↓
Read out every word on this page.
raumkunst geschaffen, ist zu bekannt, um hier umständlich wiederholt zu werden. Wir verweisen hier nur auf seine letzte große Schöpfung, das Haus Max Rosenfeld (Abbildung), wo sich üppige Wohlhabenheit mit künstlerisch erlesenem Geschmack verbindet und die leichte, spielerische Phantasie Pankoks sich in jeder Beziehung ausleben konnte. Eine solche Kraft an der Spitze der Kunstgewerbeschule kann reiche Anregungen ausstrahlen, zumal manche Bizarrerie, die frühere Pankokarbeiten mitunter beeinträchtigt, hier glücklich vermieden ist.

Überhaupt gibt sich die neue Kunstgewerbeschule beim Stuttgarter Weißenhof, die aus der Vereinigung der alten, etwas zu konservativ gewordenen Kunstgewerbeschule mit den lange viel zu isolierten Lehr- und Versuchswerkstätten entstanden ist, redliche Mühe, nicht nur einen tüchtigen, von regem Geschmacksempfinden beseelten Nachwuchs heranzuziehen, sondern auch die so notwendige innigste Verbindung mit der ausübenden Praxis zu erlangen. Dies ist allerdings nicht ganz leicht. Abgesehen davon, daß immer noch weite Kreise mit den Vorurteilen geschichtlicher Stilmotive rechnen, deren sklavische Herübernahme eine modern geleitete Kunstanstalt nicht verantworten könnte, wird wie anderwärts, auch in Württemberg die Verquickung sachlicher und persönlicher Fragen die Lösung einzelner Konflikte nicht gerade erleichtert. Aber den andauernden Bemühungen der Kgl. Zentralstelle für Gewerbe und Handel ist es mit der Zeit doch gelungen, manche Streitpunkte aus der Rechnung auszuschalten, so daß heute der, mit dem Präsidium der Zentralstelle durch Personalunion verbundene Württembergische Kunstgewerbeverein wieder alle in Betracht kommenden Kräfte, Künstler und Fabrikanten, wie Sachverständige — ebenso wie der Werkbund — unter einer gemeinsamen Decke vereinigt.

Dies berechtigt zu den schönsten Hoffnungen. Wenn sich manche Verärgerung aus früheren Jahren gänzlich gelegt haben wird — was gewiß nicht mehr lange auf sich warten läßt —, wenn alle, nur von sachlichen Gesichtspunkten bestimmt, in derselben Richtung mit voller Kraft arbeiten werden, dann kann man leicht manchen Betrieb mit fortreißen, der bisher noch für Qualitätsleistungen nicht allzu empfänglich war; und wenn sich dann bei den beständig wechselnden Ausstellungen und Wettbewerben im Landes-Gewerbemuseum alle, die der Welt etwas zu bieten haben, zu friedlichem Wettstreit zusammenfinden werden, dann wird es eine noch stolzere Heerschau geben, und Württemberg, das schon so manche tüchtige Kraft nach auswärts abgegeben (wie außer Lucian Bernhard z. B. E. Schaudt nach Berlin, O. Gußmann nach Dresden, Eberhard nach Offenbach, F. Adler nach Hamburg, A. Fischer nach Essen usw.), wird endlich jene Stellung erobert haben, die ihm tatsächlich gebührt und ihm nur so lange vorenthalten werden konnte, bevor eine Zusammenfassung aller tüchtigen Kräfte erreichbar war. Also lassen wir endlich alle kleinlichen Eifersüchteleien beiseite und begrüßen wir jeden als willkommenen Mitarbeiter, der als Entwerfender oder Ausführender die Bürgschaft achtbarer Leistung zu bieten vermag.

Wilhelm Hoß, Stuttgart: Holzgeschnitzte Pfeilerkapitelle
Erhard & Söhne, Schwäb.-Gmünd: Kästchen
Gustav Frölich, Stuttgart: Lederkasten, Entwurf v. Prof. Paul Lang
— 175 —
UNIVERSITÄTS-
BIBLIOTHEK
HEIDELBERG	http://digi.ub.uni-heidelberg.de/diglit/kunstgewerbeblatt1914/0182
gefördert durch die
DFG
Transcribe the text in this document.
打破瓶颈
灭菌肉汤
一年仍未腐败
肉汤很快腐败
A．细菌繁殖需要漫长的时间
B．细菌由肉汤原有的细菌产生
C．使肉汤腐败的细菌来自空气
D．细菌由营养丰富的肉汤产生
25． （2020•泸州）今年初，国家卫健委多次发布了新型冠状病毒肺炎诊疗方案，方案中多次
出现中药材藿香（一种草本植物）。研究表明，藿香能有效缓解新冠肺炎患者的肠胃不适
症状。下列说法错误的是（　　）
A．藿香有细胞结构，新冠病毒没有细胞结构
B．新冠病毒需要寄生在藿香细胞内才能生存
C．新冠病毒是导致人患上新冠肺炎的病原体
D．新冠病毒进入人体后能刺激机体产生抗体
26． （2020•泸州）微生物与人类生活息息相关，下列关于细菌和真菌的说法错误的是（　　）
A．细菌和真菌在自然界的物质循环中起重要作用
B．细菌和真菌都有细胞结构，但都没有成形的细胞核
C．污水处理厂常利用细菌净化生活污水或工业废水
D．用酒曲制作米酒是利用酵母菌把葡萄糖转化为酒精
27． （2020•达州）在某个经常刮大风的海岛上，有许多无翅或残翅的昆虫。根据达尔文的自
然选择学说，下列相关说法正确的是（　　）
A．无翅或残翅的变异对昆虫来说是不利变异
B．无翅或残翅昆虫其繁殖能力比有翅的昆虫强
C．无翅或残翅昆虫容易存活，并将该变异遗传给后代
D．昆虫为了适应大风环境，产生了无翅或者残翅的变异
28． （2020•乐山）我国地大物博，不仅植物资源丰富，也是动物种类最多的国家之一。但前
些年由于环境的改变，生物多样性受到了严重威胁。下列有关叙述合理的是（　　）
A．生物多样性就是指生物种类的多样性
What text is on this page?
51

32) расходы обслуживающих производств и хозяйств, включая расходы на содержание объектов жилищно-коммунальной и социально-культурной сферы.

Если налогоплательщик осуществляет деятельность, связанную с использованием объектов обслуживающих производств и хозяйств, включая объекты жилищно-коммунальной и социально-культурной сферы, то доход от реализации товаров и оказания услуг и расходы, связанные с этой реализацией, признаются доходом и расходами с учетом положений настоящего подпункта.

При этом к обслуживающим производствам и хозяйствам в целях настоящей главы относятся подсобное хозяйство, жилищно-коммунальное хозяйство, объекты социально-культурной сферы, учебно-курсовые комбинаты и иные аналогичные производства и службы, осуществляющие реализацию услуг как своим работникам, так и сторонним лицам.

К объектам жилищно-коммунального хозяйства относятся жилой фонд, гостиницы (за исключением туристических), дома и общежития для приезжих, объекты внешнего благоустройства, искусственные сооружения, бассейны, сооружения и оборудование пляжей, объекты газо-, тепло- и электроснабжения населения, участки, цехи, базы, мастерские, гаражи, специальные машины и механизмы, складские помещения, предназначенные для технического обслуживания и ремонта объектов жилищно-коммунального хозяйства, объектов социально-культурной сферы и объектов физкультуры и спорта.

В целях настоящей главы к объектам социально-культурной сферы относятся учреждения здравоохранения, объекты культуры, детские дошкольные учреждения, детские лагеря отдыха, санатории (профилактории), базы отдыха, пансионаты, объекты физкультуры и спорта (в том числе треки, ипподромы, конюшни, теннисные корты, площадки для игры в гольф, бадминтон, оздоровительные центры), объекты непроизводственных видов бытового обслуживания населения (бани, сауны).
↑
- YOUR GOAL -
Search the data for the word "text" and copy each line where it appears.

- EXERCISE OUTPUT -
Transcribe the text in this document.
What text is on this page?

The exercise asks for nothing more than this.